## Task:
Identify the lines that contain the word "world", then copy them.

## Data entries:

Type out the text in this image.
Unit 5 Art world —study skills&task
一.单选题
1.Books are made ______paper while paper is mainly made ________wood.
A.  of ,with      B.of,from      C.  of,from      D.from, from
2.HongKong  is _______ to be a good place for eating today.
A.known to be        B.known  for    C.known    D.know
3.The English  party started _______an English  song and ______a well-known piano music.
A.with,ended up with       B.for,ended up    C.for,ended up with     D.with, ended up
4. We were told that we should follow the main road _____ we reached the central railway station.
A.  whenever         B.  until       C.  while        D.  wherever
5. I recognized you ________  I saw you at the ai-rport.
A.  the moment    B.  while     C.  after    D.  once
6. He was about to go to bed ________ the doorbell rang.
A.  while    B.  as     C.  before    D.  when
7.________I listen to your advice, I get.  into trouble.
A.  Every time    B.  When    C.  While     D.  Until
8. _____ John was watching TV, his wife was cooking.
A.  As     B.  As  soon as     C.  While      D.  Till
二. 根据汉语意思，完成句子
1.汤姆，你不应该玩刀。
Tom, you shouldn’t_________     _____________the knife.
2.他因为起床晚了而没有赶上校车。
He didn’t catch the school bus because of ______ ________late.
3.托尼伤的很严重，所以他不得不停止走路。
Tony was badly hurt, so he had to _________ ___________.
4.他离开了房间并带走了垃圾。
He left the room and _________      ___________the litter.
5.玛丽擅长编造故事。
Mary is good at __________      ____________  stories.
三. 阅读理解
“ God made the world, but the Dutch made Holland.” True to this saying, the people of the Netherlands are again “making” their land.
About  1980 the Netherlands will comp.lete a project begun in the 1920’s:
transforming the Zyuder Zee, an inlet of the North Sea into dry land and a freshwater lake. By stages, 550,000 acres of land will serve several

...

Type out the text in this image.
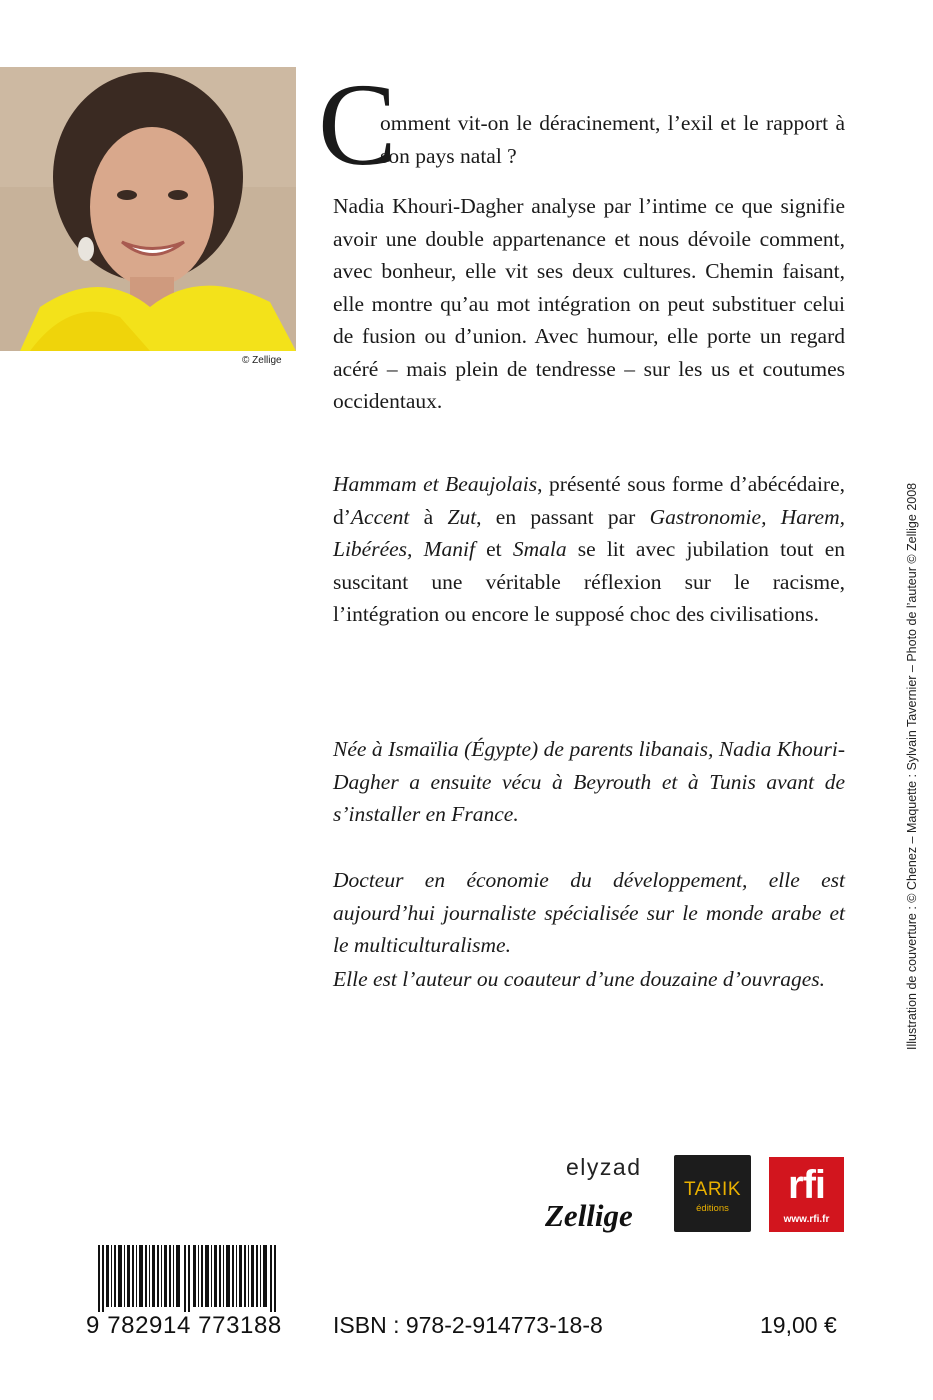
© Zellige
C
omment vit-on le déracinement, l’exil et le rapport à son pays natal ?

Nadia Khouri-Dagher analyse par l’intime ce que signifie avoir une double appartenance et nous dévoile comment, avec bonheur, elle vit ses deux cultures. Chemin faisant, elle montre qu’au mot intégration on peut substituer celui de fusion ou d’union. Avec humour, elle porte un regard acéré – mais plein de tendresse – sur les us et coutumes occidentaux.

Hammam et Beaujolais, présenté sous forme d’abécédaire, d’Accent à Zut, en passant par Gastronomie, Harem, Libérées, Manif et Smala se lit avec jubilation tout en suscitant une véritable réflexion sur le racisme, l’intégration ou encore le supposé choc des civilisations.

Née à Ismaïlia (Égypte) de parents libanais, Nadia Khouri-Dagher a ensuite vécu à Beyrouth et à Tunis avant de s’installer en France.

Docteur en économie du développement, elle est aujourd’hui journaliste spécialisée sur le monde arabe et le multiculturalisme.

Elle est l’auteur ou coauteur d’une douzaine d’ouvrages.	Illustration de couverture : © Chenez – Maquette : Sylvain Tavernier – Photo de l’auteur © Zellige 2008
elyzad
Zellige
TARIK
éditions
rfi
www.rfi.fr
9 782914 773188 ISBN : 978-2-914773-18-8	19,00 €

## Expected answer:
Unit 5 Art world —study skills&task
“ God made the world, but the Dutch made Holland.” True to this saying, the people of the Netherlands are again “making” their land.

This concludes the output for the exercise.